**Directions**
Copy the records word for word, omitting all pictures.

**Provided entries**
■ ■ ■ ■

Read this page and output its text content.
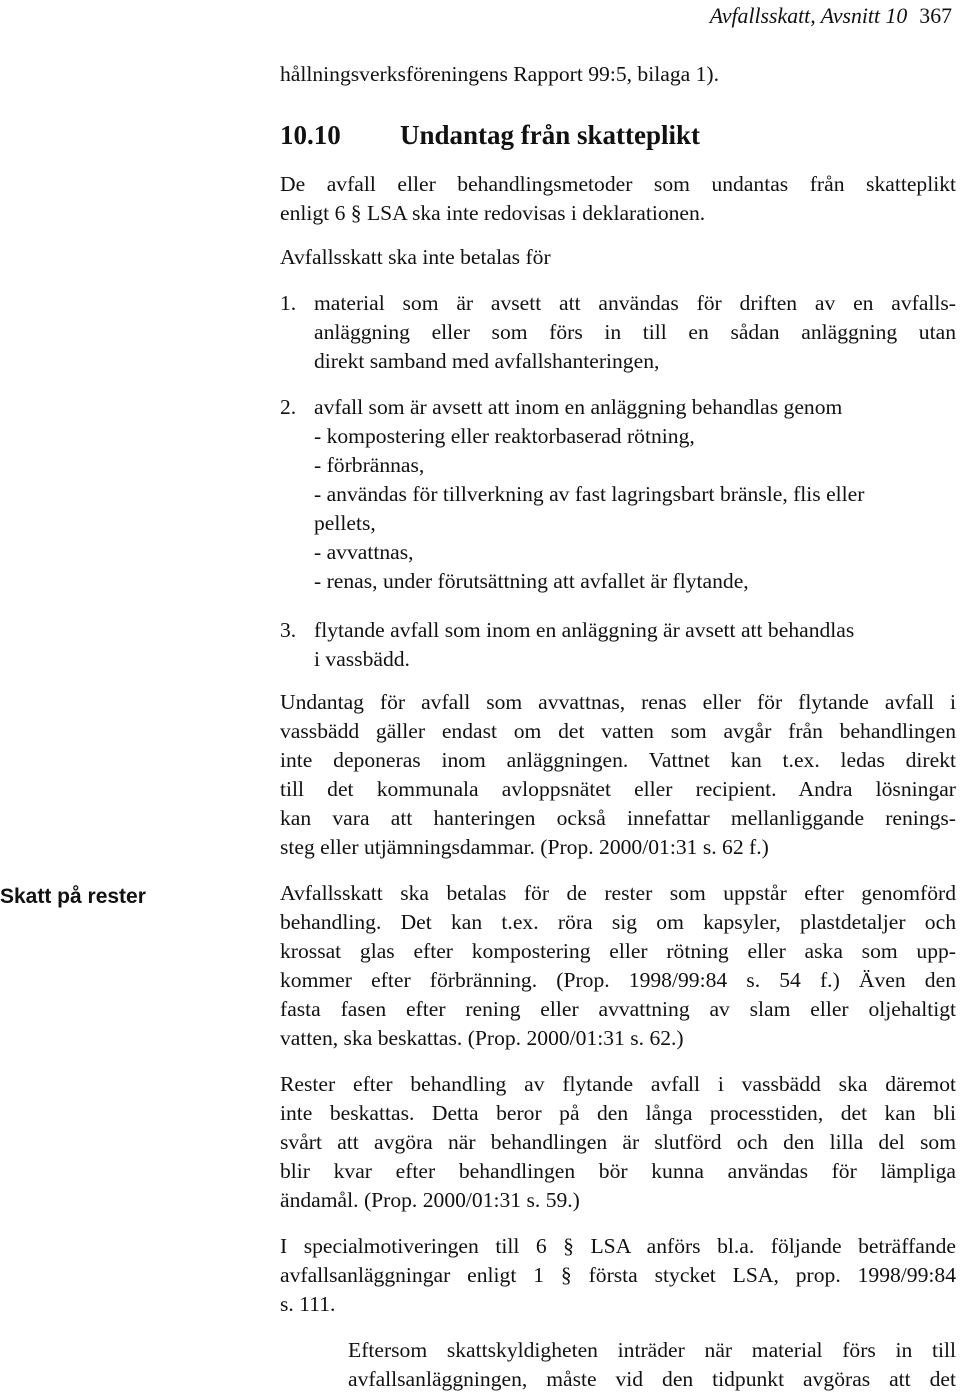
Avfallsskatt, Avsnitt 10 367
Skatt på rester
hållningsverksföreningens Rapport 99:5, bilaga 1).
10.10 Undantag från skatteplikt
De avfall eller behandlingsmetoder som undantas från skatteplikt
enligt 6 § LSA ska inte redovisas i deklarationen.
Avfallsskatt ska inte betalas för
1. material som är avsett att användas för driften av en avfalls-
anläggning eller som förs in till en sådan anläggning utan
direkt samband med avfallshanteringen,
2. avfall som är avsett att inom en anläggning behandlas genom
- kompostering eller reaktorbaserad rötning,
- förbrännas,
- användas för tillverkning av fast lagringsbart bränsle, flis eller
pellets,
- avvattnas,
- renas, under förutsättning att avfallet är flytande,
3. flytande avfall som inom en anläggning är avsett att behandlas
i vassbädd.
Undantag för avfall som avvattnas, renas eller för flytande avfall i
vassbädd gäller endast om det vatten som avgår från behandlingen
inte deponeras inom anläggningen. Vattnet kan t.ex. ledas direkt
till det kommunala avloppsnätet eller recipient. Andra lösningar
kan vara att hanteringen också innefattar mellanliggande renings-
steg eller utjämningsdammar. (Prop. 2000/01:31 s. 62 f.)
Avfallsskatt ska betalas för de rester som uppstår efter genomförd
behandling. Det kan t.ex. röra sig om kapsyler, plastdetaljer och
krossat glas efter kompostering eller rötning eller aska som upp-
kommer efter förbränning. (Prop. 1998/99:84 s. 54 f.) Även den
fasta fasen efter rening eller avvattning av slam eller oljehaltigt
vatten, ska beskattas. (Prop. 2000/01:31 s. 62.)
Rester efter behandling av flytande avfall i vassbädd ska däremot
inte beskattas. Detta beror på den långa processtiden, det kan bli
svårt att avgöra när behandlingen är slutförd och den lilla del som
blir kvar efter behandlingen bör kunna användas för lämpliga
ändamål. (Prop. 2000/01:31 s. 59.)
I specialmotiveringen till 6 § LSA anförs bl.a. följande beträffande
avfallsanläggningar enligt 1 § första stycket LSA, prop. 1998/99:84
s. 111.
Eftersom skattskyldigheten inträder när material förs in till
avfallsanläggningen, måste vid den tidpunkt avgöras att det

■ ■ ■ ■

**Solution to this task**
Read this page and output its text content.
Avfallsskatt, Avsnitt 10 367
Skatt på rester
hållningsverksföreningens Rapport 99:5, bilaga 1).
10.10 Undantag från skatteplikt
De avfall eller behandlingsmetoder som undantas från skatteplikt
enligt 6 § LSA ska inte redovisas i deklarationen.
Avfallsskatt ska inte betalas för
1. material som är avsett att användas för driften av en avfalls-
anläggning eller som förs in till en sådan anläggning utan
direkt samband med avfallshanteringen,
2. avfall som är avsett att inom en anläggning behandlas genom
- kompostering eller reaktorbaserad rötning,
- förbrännas,
- användas för tillverkning av fast lagringsbart bränsle, flis eller
pellets,
- avvattnas,
- renas, under förutsättning att avfallet är flytande,
3. flytande avfall som inom en anläggning är avsett att behandlas
i vassbädd.
Undantag för avfall som avvattnas, renas eller för flytande avfall i
vassbädd gäller endast om det vatten som avgår från behandlingen
inte deponeras inom anläggningen. Vattnet kan t.ex. ledas direkt
till det kommunala avloppsnätet eller recipient. Andra lösningar
kan vara att hanteringen också innefattar mellanliggande renings-
steg eller utjämningsdammar. (Prop. 2000/01:31 s. 62 f.)
Avfallsskatt ska betalas för de rester som uppstår efter genomförd
behandling. Det kan t.ex. röra sig om kapsyler, plastdetaljer och
krossat glas efter kompostering eller rötning eller aska som upp-
kommer efter förbränning. (Prop. 1998/99:84 s. 54 f.) Även den
fasta fasen efter rening eller avvattning av slam eller oljehaltigt
vatten, ska beskattas. (Prop. 2000/01:31 s. 62.)
Rester efter behandling av flytande avfall i vassbädd ska däremot
inte beskattas. Detta beror på den långa processtiden, det kan bli
svårt att avgöra när behandlingen är slutförd och den lilla del som
blir kvar efter behandlingen bör kunna användas för lämpliga
ändamål. (Prop. 2000/01:31 s. 59.)
I specialmotiveringen till 6 § LSA anförs bl.a. följande beträffande
avfallsanläggningar enligt 1 § första stycket LSA, prop. 1998/99:84
s. 111.
Eftersom skattskyldigheten inträder när material förs in till
avfallsanläggningen, måste vid den tidpunkt avgöras att det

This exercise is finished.